-- BEGIN INPUT DATA --
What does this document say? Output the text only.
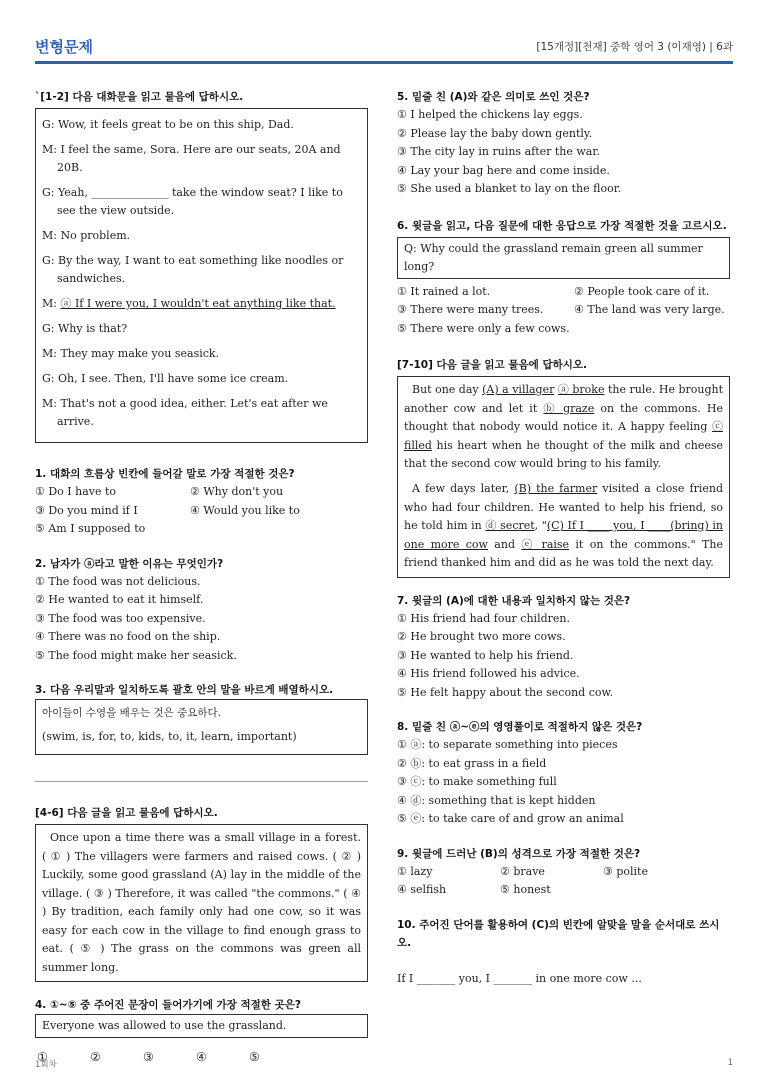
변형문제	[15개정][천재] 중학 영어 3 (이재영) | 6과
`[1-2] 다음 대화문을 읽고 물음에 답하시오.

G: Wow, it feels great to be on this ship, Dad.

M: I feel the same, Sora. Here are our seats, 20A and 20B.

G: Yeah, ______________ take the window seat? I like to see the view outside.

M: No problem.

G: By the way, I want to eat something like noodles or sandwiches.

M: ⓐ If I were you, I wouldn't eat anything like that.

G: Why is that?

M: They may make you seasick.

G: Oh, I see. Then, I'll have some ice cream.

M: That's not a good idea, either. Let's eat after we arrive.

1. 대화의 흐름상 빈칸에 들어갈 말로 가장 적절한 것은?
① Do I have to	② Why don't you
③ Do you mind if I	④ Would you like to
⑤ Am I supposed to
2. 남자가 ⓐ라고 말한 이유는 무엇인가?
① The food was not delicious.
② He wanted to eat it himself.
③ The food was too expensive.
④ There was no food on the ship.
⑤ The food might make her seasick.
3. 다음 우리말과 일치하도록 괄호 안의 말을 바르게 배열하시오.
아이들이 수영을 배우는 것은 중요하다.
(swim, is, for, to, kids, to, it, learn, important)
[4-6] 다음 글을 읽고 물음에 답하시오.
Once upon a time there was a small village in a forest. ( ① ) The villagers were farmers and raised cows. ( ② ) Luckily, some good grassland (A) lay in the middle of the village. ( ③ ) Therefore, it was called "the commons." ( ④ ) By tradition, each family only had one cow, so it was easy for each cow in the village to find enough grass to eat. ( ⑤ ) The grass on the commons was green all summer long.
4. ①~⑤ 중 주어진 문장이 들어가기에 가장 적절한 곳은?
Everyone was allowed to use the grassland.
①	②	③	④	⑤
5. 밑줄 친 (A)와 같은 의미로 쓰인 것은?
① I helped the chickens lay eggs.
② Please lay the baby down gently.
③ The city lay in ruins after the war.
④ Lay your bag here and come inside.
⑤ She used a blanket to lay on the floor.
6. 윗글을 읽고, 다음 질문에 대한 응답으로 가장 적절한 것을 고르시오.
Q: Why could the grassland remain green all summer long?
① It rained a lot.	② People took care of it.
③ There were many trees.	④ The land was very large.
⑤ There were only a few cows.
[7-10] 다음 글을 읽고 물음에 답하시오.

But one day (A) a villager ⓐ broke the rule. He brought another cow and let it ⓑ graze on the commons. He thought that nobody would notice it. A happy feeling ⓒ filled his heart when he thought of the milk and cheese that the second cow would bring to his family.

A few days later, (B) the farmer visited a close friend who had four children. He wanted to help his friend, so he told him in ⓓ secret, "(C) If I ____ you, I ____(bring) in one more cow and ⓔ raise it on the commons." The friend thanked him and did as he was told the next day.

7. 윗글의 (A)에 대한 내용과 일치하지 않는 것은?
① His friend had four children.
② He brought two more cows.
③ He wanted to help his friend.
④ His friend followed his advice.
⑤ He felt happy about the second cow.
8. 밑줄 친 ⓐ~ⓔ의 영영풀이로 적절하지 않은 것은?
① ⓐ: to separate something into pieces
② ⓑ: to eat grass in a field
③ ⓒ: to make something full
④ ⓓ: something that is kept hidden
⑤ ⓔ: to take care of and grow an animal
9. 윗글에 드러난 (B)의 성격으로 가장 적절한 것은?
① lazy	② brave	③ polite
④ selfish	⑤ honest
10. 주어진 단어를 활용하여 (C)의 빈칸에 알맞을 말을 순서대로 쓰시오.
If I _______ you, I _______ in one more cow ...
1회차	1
-- END INPUT DATA --
-- BEGIN INPUT DATA --
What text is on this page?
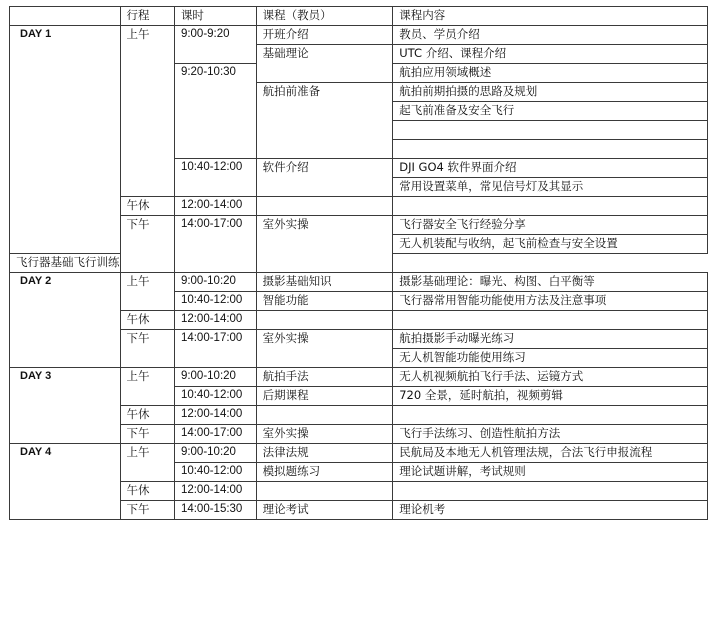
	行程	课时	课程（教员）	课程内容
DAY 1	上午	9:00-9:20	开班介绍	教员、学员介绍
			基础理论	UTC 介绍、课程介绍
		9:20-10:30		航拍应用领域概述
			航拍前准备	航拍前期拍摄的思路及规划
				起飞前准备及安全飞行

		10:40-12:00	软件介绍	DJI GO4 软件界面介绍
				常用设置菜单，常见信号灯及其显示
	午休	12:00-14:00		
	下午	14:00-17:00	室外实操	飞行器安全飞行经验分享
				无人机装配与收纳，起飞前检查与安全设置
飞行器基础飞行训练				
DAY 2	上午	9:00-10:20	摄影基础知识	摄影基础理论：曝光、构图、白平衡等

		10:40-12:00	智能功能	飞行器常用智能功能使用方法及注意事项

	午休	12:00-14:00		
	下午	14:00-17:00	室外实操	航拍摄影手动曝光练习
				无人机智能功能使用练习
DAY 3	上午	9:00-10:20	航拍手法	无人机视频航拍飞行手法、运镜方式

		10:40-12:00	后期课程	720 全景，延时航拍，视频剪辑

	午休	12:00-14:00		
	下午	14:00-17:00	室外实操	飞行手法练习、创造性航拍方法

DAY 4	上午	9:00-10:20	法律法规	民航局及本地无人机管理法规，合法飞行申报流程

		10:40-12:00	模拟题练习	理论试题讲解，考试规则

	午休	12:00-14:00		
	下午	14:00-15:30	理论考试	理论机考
-- END INPUT DATA --
## WHAT YOU WILL DO
Provide the count, and nothing else, of lines in the data above where the word "make" occurs.

## ANSWER TO THE EXERCISE
3